== MATERIAL TO PROCESS ==

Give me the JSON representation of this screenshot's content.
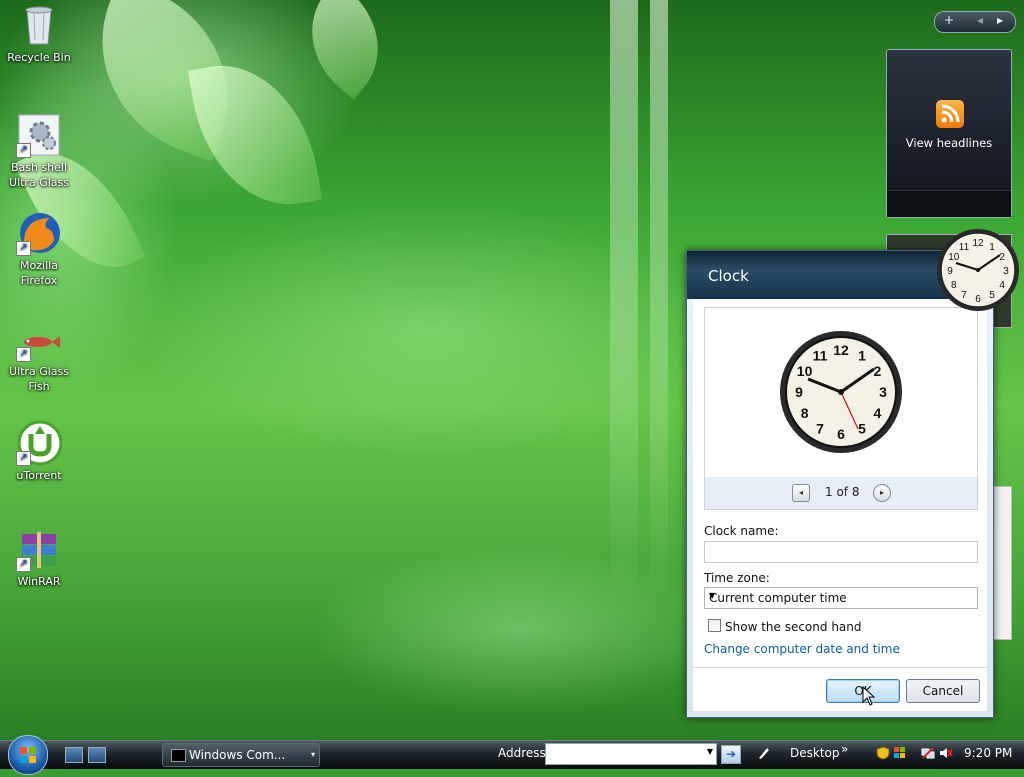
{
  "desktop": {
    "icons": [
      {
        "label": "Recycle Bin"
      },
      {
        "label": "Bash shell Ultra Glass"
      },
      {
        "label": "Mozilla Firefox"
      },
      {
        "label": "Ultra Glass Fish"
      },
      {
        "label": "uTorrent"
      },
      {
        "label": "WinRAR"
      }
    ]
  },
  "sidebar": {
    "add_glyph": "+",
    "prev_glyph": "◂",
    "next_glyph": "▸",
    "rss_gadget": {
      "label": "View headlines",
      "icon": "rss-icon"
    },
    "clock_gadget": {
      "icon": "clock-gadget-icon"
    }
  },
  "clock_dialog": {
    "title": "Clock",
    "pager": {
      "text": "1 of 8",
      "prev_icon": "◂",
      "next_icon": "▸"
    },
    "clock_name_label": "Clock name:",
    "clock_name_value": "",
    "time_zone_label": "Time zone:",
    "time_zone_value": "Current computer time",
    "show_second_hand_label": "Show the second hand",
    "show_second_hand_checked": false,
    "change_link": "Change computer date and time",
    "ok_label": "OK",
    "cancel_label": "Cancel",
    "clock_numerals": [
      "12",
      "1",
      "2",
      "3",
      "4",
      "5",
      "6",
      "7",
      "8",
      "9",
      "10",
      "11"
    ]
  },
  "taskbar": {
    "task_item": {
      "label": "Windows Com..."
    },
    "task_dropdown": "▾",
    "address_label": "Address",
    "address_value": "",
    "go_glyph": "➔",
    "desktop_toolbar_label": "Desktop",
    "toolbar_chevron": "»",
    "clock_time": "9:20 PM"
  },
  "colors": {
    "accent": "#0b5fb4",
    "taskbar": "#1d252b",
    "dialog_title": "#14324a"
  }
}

===
== MATERIAL TO PROCESS ==

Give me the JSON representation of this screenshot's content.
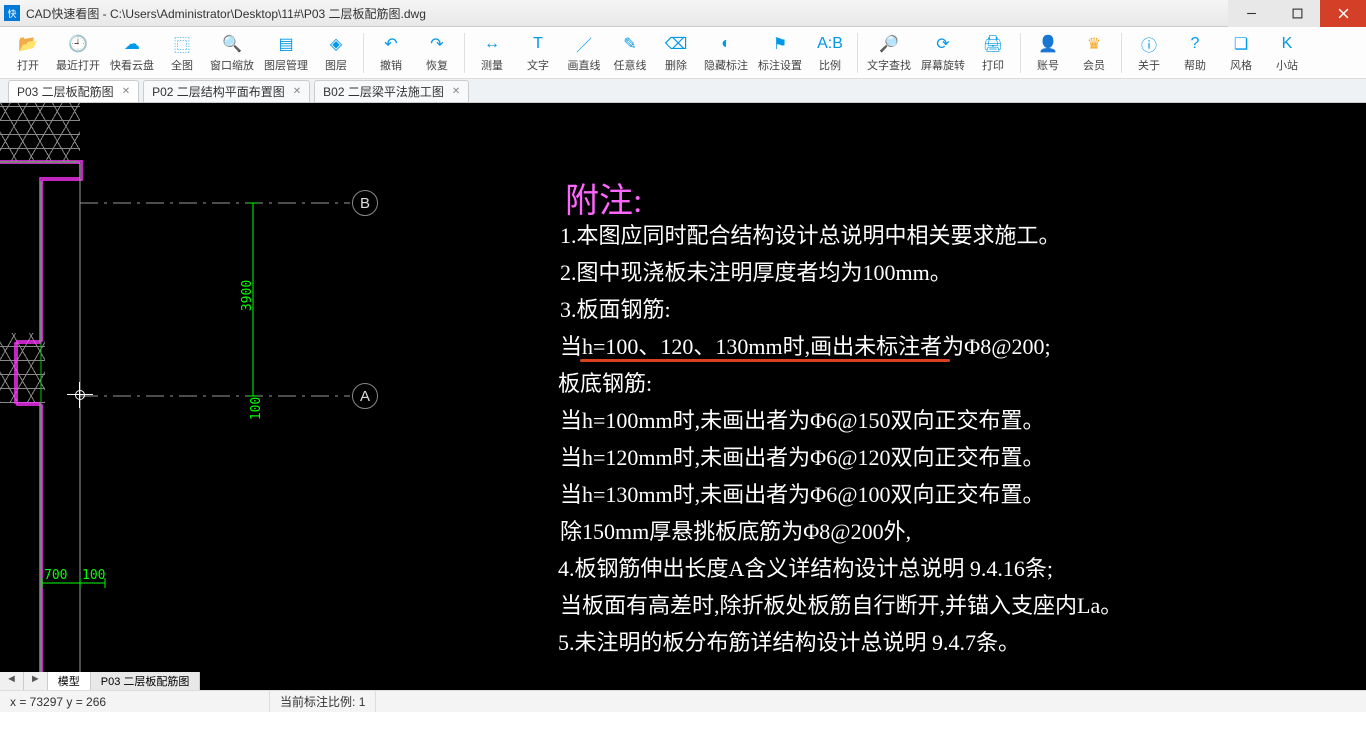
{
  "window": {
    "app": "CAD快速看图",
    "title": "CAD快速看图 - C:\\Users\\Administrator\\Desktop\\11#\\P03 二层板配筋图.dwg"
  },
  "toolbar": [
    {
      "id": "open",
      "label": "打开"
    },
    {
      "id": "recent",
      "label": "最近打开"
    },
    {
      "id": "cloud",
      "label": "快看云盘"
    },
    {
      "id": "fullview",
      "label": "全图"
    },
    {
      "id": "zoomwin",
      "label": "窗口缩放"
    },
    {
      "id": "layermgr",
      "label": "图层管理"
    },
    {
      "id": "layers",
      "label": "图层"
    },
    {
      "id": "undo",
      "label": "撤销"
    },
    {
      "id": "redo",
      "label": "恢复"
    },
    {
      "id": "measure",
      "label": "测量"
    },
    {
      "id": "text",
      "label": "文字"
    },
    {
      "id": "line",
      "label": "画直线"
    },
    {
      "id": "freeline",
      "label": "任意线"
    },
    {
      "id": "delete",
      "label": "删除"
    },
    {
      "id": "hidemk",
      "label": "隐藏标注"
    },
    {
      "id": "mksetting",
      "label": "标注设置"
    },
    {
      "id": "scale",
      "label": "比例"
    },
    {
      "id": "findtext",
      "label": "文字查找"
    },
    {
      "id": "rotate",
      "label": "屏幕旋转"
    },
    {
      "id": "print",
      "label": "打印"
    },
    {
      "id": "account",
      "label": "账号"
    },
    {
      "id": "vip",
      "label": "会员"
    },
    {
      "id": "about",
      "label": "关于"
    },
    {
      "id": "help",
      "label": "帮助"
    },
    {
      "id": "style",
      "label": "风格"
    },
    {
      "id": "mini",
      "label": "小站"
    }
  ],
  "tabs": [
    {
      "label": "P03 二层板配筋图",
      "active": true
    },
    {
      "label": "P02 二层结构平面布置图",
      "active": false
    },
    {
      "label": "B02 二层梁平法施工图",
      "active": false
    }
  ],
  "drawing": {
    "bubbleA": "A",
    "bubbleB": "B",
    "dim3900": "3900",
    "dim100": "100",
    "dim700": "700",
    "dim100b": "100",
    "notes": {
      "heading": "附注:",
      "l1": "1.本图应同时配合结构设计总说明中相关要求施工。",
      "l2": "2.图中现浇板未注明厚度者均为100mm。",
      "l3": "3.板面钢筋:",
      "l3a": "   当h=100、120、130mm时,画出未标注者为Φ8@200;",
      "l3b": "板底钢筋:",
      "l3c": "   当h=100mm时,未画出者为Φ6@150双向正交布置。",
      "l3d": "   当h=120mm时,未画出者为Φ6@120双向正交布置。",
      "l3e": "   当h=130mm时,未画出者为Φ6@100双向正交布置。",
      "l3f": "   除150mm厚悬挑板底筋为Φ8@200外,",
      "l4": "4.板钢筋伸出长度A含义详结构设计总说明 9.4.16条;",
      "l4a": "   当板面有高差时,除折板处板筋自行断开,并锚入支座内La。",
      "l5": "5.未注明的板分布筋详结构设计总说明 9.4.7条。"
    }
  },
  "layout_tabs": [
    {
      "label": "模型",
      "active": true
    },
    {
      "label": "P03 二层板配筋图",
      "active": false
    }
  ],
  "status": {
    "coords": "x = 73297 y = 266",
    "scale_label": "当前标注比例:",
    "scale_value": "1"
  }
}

===
== MATERIAL TO PROCESS ==

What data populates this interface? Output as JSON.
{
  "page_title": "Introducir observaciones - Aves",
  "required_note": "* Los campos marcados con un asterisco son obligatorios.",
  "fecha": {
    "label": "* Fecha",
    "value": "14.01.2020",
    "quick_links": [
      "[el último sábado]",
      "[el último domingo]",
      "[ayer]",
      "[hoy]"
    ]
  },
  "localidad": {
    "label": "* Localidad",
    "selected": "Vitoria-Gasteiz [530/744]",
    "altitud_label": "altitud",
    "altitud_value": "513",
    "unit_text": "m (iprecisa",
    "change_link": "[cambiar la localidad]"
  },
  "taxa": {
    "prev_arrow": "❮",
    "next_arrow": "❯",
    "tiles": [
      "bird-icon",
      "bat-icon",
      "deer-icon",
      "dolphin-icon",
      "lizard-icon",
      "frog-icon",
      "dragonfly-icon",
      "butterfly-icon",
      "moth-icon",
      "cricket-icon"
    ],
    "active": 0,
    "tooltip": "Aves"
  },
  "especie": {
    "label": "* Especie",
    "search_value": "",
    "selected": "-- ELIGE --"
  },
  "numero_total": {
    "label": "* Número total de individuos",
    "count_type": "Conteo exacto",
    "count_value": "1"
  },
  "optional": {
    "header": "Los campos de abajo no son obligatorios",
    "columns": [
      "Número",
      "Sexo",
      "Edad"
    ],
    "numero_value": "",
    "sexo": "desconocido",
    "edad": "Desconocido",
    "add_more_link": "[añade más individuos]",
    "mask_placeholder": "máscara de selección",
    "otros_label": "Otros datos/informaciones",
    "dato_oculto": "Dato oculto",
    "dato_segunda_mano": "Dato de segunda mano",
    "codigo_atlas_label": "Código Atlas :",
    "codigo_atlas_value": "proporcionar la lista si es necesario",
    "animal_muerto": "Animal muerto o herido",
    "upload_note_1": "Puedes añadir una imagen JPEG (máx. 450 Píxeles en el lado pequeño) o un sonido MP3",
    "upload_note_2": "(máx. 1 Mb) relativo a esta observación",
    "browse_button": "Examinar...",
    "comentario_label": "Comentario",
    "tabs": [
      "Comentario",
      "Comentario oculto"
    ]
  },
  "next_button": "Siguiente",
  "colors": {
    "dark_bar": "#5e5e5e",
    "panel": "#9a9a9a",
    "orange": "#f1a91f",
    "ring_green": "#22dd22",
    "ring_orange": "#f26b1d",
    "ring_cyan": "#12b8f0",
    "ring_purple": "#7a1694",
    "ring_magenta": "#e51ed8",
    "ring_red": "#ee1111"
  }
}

===

Find every line in the records that contains the word "computer"; copy those lines.

    "time_zone_value": "Current computer time",
    "change_link": "Change computer date and time",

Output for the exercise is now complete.